# What to produce
Please copy out the lines from the line with "column-header[interactable]: Beladen durch: [667, 243, 779, 259]" to the line with "table-cell-time: 10:22:59: [143, 277, 190, 294]", swapping "interactable" for "clickable" and changing nothing else. Give only those lines.

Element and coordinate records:
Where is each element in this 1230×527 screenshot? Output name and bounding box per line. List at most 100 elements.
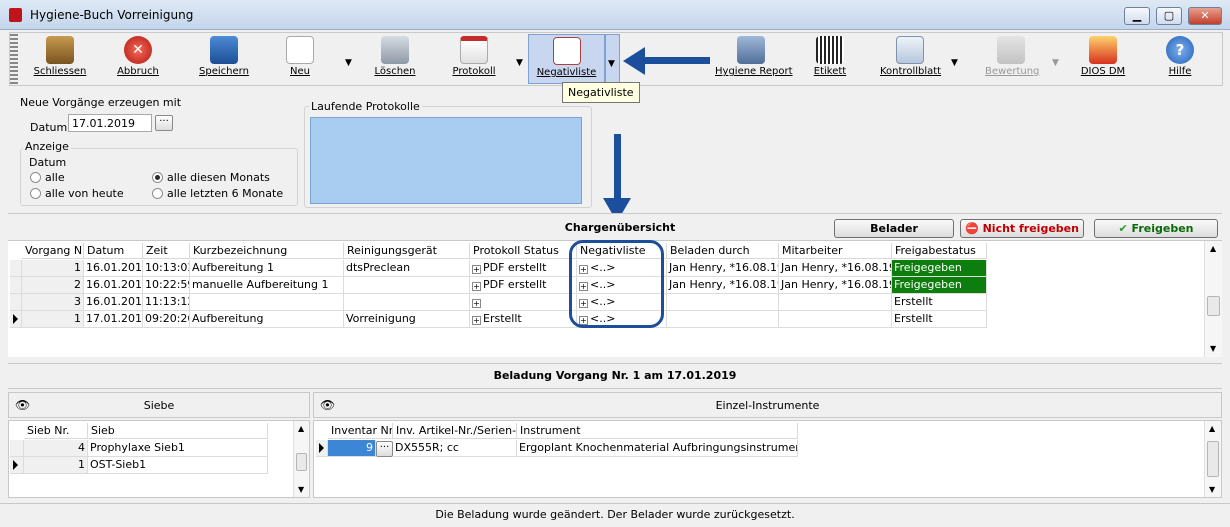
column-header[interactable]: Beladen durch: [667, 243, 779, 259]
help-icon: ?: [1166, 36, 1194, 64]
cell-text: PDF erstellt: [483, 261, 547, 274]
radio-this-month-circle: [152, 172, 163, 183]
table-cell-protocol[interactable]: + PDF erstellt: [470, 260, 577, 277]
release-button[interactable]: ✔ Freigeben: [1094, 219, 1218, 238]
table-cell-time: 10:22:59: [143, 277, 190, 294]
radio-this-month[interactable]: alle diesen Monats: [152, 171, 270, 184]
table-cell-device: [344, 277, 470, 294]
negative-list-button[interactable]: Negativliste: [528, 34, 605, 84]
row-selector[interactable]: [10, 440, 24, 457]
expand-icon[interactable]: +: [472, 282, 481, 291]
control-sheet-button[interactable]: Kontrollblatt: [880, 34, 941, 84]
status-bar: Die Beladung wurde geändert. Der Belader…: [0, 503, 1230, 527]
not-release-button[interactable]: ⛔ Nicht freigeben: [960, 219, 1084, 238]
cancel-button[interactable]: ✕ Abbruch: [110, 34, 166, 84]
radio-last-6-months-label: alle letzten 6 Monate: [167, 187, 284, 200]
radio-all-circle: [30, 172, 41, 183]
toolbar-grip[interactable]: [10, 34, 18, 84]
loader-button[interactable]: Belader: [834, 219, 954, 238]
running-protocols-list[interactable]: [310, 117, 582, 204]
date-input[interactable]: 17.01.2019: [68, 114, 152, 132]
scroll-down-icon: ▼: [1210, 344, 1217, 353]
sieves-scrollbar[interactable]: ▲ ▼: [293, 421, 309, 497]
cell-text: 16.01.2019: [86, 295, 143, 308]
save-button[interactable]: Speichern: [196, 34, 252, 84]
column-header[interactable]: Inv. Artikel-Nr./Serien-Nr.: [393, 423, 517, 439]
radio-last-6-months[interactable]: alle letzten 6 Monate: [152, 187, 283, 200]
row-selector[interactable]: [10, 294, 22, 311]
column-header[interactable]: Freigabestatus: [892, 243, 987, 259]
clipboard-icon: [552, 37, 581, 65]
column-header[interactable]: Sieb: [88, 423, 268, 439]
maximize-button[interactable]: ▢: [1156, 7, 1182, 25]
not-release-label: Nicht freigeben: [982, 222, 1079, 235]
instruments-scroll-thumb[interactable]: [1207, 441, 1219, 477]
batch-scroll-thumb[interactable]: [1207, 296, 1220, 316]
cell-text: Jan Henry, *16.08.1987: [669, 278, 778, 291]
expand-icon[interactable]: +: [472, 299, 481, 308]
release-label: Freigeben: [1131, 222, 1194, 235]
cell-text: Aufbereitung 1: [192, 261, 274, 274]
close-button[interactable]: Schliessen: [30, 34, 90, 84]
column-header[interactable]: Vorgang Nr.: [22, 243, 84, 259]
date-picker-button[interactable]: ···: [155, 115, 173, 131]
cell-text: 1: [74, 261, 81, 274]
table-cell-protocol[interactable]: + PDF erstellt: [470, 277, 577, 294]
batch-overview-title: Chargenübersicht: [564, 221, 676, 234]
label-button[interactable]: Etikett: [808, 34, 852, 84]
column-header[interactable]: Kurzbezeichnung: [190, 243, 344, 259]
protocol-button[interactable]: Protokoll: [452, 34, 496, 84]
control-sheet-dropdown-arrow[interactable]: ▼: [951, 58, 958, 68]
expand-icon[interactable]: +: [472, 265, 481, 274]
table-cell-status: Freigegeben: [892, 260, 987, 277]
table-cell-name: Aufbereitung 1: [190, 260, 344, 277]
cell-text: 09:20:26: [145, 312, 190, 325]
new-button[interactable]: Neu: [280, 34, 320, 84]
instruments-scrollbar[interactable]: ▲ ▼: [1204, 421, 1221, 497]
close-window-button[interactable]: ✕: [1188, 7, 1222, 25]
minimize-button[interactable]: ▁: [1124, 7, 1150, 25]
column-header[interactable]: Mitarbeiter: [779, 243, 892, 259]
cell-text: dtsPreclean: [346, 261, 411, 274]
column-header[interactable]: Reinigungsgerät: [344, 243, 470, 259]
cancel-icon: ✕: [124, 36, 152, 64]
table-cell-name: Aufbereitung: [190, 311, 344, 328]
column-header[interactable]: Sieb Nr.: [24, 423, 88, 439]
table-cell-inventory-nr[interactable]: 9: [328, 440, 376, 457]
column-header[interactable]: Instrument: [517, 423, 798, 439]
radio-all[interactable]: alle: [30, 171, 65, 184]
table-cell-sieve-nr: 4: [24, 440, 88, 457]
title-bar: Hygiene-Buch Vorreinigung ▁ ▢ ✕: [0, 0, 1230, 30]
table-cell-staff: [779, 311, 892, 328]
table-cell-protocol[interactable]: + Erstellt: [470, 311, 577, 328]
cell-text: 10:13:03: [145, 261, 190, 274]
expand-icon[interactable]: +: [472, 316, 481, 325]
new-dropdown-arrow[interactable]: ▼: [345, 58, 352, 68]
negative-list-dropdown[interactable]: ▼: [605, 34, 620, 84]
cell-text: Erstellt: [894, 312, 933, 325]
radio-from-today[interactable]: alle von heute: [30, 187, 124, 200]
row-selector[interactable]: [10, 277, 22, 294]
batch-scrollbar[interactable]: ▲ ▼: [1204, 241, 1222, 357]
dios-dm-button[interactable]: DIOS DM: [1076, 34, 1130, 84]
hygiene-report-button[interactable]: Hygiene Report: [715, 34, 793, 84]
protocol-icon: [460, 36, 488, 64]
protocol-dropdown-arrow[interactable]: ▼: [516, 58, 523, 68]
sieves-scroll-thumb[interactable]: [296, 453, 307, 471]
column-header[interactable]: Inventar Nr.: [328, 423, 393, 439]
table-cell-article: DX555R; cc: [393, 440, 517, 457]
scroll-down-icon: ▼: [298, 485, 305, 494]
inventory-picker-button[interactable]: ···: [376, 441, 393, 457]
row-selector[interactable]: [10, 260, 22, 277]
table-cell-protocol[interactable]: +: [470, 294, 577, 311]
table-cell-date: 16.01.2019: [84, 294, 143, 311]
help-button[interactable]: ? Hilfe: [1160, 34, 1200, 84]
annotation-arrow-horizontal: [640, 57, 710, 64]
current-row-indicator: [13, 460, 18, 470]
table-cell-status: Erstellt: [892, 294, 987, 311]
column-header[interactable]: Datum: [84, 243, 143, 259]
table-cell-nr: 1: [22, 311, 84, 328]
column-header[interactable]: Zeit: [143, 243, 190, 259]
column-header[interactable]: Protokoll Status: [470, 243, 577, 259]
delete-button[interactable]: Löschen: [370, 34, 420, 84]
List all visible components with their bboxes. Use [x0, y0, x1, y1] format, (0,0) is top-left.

* * *

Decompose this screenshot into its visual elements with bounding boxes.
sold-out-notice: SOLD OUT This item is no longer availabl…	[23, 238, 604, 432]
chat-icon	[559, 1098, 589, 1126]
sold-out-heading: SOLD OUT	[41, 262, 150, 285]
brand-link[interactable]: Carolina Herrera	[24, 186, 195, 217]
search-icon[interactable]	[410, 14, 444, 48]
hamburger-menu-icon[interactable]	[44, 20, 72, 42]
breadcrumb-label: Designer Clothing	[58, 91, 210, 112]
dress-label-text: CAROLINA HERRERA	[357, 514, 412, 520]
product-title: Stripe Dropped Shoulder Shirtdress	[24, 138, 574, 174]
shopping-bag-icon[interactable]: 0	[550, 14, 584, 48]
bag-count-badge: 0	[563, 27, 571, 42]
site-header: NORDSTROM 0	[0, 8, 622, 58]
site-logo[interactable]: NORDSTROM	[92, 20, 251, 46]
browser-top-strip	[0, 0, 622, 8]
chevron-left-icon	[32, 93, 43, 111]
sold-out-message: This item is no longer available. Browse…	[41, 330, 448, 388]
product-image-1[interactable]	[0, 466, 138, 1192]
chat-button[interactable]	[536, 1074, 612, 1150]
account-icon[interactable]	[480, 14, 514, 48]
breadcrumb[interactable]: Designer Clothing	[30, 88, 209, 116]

# Finished task
column-header[clickable]: Beladen durch: [667, 243, 779, 259]
help-icon: ?: [1166, 36, 1194, 64]
cell-text: PDF erstellt: [483, 261, 547, 274]
radio-this-month-circle: [152, 172, 163, 183]
table-cell-protocol[clickable]: + PDF erstellt: [470, 260, 577, 277]
release-button[clickable]: ✔ Freigeben: [1094, 219, 1218, 238]
table-cell-time: 10:22:59: [143, 277, 190, 294]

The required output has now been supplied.